>> Begin Data shown

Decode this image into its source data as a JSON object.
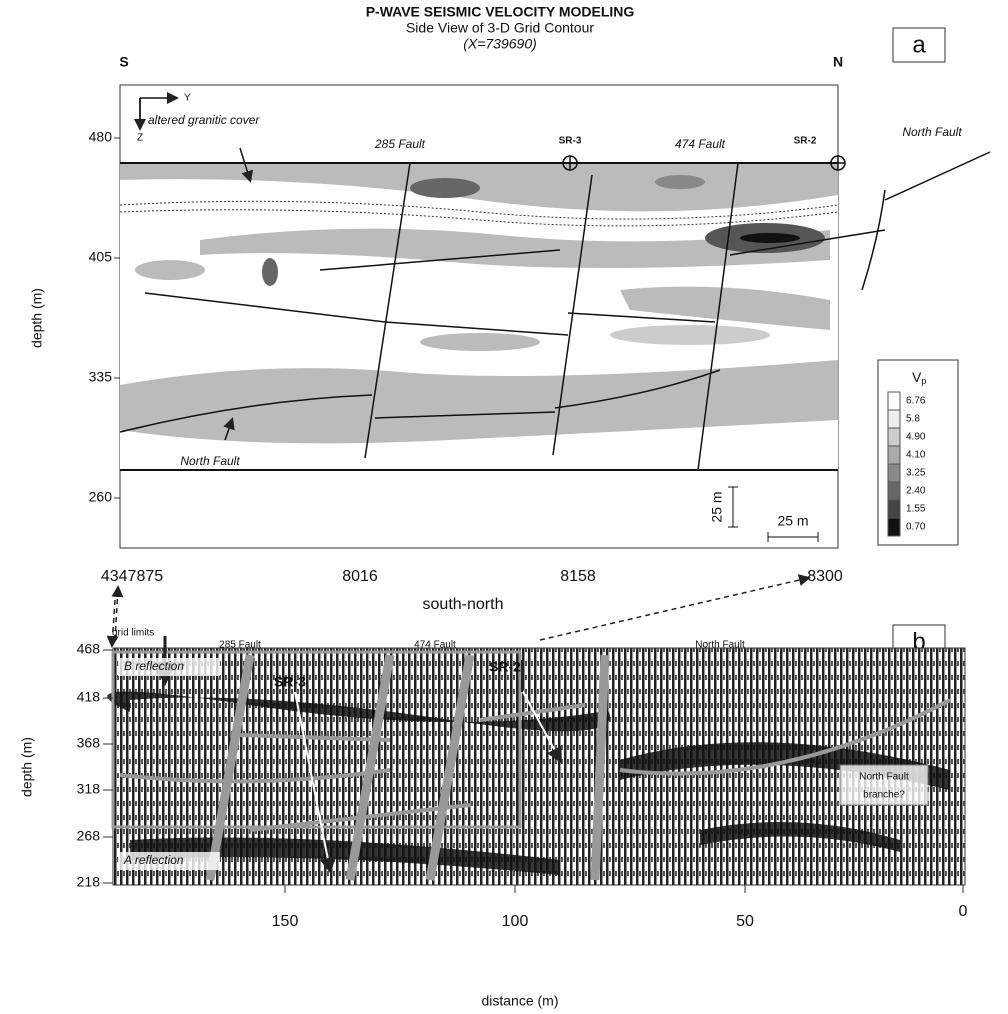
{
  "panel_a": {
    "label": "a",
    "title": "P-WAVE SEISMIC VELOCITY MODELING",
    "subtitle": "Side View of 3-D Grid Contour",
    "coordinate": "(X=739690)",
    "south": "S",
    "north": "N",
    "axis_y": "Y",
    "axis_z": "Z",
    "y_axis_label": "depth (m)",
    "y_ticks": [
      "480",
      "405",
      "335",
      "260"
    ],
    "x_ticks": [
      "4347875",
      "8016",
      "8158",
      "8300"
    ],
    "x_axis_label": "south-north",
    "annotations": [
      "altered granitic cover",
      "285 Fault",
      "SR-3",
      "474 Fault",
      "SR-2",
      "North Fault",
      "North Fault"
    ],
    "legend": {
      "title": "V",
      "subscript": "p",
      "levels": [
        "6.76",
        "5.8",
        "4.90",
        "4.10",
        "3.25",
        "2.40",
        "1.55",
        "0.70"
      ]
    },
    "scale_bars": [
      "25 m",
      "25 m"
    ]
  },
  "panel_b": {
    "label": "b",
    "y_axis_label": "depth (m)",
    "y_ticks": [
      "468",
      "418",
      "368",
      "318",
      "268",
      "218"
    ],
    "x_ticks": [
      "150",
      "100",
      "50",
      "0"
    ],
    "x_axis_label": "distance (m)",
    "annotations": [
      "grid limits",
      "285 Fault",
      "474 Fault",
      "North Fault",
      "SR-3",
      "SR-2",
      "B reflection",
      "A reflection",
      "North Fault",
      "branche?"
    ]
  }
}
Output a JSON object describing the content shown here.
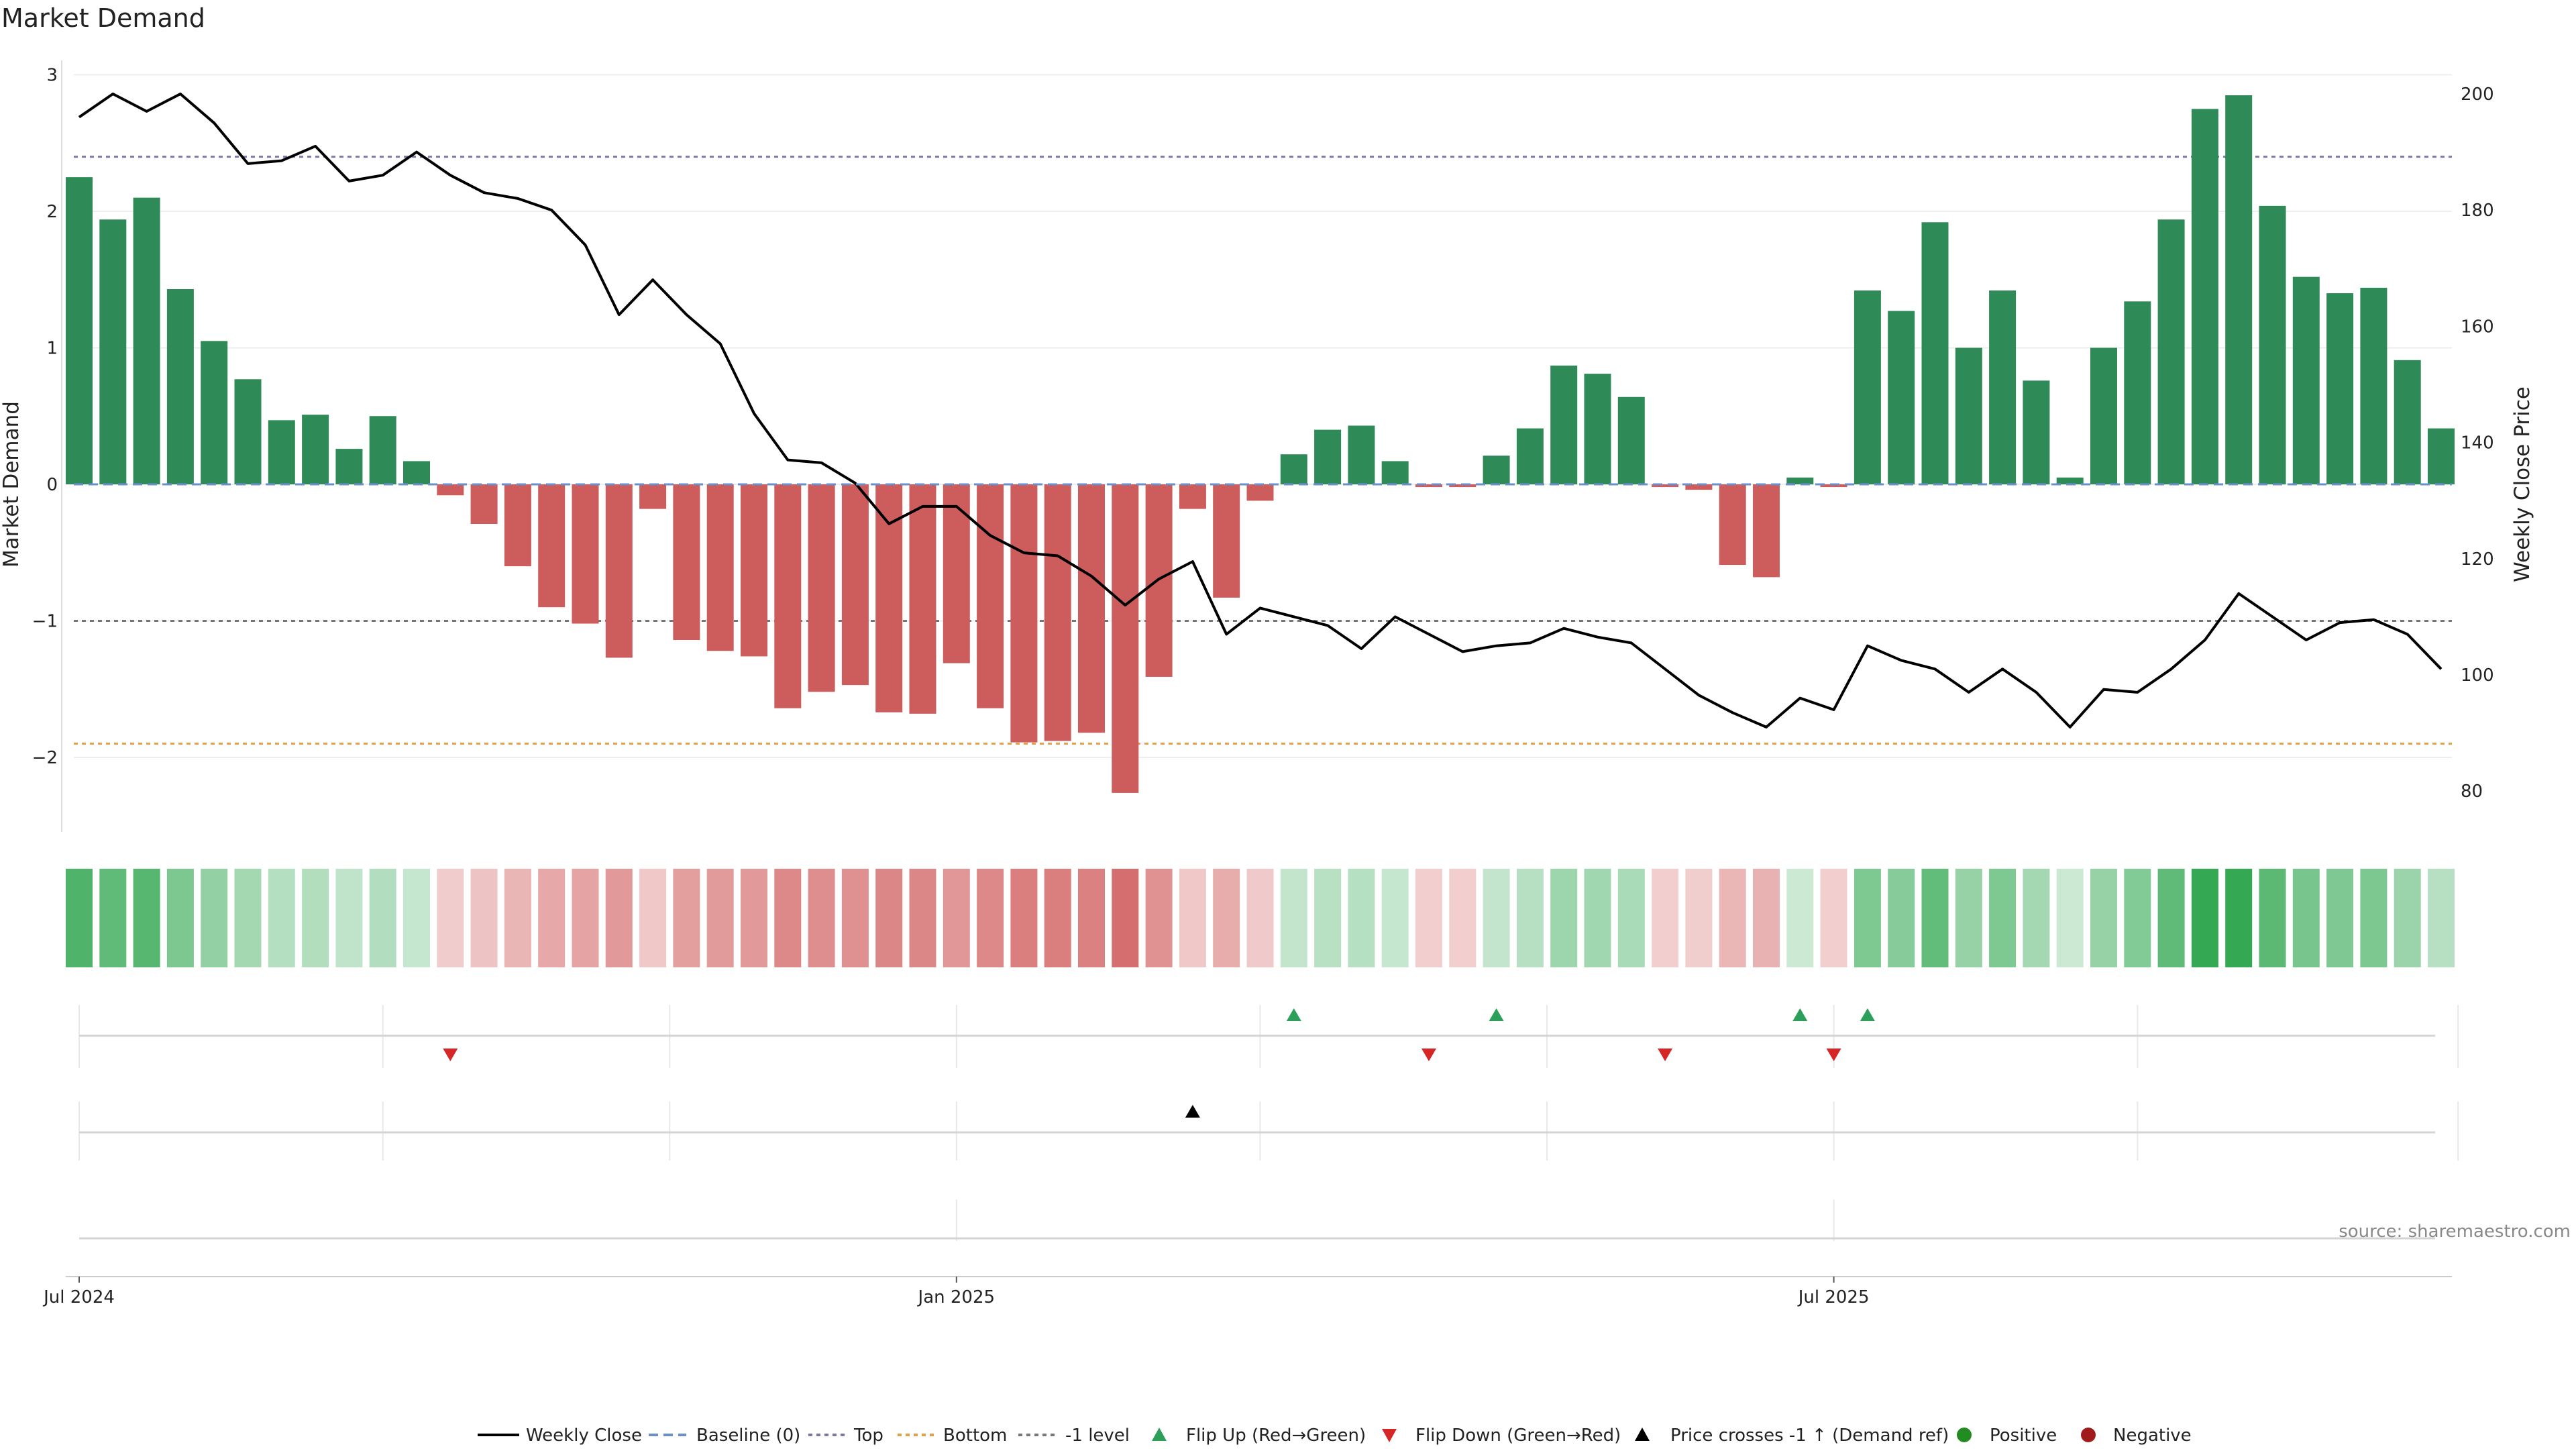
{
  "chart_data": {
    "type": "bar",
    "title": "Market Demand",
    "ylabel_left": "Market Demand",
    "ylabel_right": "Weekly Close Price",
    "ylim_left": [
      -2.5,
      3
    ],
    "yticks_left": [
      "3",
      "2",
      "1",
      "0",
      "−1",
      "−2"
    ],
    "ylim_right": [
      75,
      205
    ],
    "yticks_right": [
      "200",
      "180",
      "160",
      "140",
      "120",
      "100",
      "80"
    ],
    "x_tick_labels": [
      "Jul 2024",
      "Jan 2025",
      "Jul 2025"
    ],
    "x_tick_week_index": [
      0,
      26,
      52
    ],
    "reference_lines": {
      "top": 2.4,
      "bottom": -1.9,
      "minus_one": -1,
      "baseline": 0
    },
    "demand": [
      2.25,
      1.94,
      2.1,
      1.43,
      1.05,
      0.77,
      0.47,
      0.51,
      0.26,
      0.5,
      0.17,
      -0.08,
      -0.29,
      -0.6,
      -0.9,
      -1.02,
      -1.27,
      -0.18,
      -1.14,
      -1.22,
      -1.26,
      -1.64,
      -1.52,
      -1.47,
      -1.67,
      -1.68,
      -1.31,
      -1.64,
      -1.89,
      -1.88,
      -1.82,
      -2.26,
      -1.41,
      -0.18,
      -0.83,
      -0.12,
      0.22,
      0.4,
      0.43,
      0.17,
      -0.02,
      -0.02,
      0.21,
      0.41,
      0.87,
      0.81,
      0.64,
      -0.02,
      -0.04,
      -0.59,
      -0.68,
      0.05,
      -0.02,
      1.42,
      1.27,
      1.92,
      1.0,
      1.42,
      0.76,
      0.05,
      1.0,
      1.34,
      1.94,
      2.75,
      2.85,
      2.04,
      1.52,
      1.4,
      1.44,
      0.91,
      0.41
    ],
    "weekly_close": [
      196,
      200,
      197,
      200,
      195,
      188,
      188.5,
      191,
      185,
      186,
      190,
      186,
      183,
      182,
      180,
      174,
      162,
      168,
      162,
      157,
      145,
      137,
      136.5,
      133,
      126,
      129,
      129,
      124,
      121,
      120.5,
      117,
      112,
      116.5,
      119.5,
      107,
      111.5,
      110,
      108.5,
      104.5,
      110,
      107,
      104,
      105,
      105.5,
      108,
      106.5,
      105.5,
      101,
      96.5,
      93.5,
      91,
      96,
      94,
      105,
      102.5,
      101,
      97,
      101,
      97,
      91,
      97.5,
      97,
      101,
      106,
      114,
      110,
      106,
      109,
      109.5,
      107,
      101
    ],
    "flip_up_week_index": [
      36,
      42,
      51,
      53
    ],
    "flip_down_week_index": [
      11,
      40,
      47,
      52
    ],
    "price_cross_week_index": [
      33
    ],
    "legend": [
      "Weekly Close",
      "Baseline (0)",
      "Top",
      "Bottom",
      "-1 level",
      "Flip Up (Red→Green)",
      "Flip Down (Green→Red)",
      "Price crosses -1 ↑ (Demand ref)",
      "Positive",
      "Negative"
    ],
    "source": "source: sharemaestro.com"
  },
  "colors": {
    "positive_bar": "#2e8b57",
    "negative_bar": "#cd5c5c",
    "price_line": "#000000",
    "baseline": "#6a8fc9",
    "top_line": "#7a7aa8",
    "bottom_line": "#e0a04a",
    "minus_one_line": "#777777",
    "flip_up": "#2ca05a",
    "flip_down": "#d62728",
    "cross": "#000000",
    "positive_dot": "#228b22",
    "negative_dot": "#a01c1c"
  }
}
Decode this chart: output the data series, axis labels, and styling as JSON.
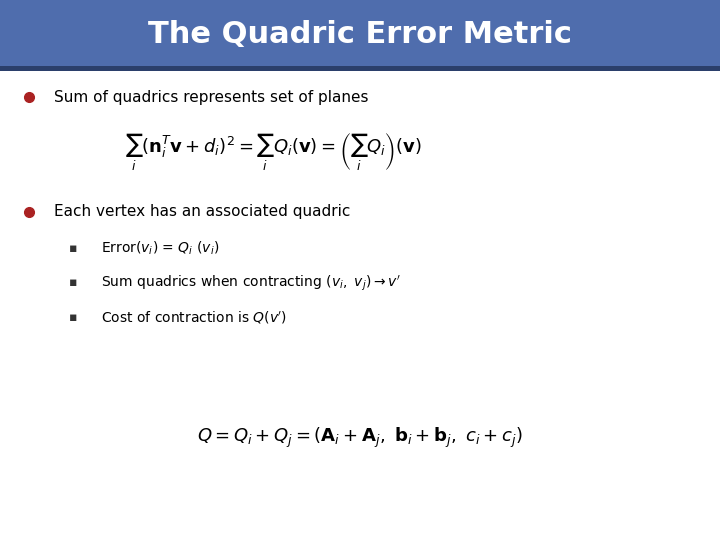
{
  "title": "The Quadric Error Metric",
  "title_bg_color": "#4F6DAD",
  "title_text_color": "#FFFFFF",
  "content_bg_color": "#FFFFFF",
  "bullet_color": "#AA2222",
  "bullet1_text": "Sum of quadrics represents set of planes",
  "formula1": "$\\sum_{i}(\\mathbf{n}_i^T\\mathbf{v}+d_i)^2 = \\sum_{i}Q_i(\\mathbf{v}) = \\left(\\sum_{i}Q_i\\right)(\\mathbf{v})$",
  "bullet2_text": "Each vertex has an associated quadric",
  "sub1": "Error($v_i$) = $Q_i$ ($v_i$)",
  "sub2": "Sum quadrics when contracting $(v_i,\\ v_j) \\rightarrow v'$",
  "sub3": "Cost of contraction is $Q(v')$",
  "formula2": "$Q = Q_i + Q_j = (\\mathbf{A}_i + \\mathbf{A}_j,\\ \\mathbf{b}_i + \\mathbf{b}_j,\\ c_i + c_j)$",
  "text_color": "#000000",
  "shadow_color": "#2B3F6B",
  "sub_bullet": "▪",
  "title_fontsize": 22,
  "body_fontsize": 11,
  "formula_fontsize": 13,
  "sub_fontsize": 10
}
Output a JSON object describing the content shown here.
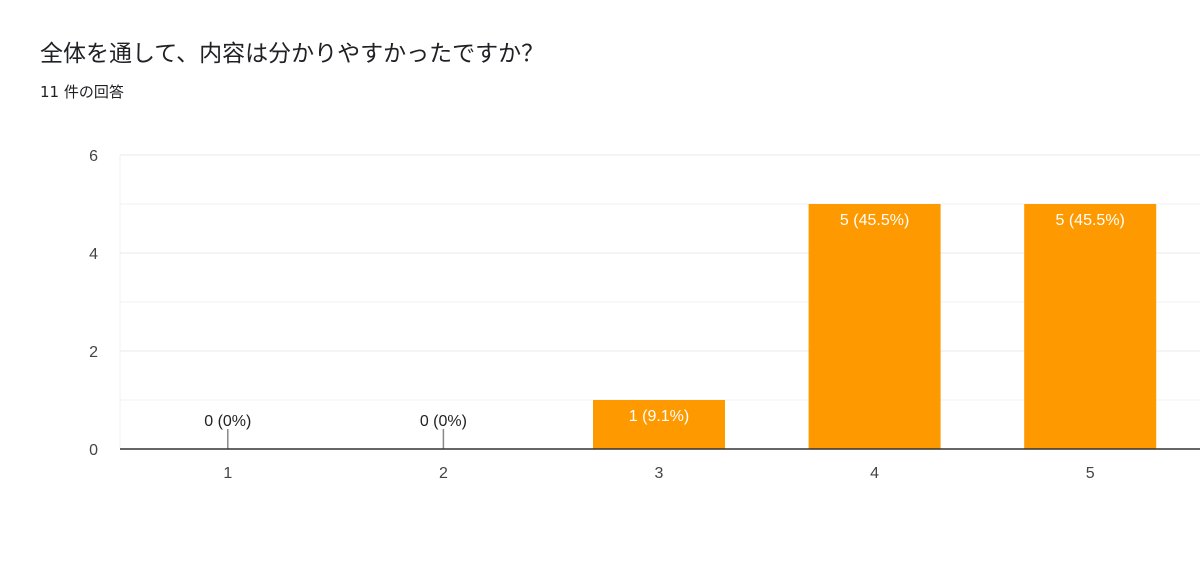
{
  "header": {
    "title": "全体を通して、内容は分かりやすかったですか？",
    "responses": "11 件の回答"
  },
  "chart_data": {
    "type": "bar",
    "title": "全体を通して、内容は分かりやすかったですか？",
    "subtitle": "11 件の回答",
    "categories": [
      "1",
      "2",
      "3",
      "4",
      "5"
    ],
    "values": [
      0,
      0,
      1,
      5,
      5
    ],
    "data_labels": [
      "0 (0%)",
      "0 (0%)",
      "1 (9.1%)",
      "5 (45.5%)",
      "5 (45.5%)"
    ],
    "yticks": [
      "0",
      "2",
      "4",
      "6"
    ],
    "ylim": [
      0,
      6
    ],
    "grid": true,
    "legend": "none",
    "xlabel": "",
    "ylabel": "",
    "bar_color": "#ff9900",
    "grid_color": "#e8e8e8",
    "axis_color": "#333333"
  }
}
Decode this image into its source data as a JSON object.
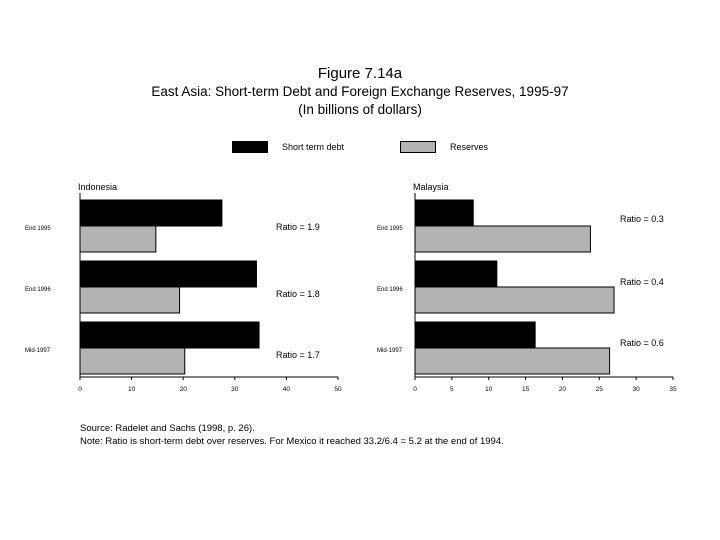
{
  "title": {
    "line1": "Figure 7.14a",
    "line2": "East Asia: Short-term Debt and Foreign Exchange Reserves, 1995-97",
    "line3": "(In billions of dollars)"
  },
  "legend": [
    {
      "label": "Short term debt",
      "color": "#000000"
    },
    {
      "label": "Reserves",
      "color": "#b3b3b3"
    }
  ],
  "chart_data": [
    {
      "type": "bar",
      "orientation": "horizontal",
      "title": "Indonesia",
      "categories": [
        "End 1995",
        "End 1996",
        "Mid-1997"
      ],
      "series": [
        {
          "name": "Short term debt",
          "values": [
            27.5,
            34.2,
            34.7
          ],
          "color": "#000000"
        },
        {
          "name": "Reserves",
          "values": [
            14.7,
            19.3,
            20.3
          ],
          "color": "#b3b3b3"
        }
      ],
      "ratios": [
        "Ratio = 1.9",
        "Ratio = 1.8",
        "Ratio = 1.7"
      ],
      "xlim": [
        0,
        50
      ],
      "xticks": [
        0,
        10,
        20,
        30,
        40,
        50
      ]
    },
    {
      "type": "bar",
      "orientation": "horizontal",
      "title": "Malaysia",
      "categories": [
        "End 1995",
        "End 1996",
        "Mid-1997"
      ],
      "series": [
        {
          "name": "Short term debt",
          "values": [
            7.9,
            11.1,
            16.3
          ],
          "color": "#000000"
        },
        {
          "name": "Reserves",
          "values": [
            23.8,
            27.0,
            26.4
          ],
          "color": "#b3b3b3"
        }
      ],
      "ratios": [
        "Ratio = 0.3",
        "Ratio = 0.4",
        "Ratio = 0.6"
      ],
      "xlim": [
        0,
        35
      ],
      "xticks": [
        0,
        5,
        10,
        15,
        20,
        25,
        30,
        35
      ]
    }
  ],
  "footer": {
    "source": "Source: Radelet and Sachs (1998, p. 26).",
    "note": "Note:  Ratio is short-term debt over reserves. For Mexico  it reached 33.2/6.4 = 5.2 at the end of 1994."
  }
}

>> End Data shown

Count the lines of the material that include the word "term", then state only the total.

5